> _Written task_: Search the data for the word "houses" and copy every line that contains it.

> _Supplied data_:

☆ ☆ ☆ ☆

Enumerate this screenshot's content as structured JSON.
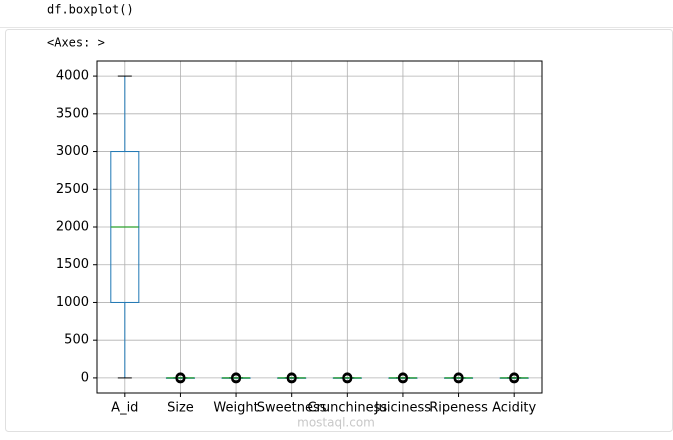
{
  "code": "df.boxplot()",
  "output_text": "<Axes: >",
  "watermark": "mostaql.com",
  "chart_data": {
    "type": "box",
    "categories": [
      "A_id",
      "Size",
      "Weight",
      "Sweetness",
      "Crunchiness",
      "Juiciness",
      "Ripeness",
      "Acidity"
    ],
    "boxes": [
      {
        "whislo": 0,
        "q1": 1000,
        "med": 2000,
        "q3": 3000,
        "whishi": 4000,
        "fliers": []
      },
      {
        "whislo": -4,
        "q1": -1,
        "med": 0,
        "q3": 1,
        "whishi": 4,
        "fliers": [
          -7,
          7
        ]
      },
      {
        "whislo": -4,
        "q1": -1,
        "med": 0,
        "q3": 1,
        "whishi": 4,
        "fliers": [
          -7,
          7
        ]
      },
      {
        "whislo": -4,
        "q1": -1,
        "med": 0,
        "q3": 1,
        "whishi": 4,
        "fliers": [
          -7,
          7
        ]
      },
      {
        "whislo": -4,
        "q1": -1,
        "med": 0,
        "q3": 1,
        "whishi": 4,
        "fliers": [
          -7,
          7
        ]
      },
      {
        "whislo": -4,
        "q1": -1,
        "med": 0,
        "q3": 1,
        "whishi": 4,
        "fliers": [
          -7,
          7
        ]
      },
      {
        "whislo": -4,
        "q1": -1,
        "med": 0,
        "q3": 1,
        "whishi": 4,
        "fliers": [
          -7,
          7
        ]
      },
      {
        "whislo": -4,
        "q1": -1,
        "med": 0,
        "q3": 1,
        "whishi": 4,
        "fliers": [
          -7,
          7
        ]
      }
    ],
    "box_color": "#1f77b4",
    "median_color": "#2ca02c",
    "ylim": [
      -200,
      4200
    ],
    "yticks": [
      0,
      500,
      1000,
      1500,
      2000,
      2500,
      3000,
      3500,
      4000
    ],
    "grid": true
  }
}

☆ ☆ ☆ ☆

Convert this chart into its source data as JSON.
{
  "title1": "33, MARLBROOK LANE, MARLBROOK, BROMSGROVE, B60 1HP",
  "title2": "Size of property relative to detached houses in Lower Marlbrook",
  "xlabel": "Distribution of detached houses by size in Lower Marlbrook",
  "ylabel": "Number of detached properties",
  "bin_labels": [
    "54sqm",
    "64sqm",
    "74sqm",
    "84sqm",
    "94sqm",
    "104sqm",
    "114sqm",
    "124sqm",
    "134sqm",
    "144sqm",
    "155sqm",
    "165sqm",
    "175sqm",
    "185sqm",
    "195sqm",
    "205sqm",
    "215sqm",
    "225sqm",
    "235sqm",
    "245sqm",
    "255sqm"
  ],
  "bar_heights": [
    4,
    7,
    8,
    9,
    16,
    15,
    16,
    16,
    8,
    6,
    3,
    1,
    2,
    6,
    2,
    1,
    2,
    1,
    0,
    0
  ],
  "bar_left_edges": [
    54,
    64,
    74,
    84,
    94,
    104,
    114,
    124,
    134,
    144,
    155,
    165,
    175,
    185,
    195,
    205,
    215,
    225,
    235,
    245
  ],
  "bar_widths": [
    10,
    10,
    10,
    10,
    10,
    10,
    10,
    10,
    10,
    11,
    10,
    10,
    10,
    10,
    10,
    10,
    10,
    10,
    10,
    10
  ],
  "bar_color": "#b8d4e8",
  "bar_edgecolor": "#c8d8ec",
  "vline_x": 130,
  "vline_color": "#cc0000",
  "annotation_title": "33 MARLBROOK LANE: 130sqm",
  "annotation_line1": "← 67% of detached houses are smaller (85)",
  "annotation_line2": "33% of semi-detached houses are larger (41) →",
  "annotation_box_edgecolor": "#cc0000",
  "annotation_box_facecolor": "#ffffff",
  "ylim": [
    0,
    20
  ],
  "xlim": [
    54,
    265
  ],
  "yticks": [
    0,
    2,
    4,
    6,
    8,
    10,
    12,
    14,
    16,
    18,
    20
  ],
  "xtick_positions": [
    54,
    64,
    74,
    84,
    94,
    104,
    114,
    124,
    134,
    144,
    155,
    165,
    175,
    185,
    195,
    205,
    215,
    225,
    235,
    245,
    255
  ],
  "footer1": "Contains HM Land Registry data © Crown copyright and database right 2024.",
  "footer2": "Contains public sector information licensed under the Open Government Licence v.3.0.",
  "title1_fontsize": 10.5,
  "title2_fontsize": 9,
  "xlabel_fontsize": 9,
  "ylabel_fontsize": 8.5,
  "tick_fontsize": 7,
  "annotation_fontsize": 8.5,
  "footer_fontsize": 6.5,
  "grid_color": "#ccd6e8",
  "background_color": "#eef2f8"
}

☆ ☆ ☆ ☆

> _Answer_:
  "title2": "Size of property relative to detached houses in Lower Marlbrook",
  "xlabel": "Distribution of detached houses by size in Lower Marlbrook",
  "annotation_line1": "← 67% of detached houses are smaller (85)",
  "annotation_line2": "33% of semi-detached houses are larger (41) →",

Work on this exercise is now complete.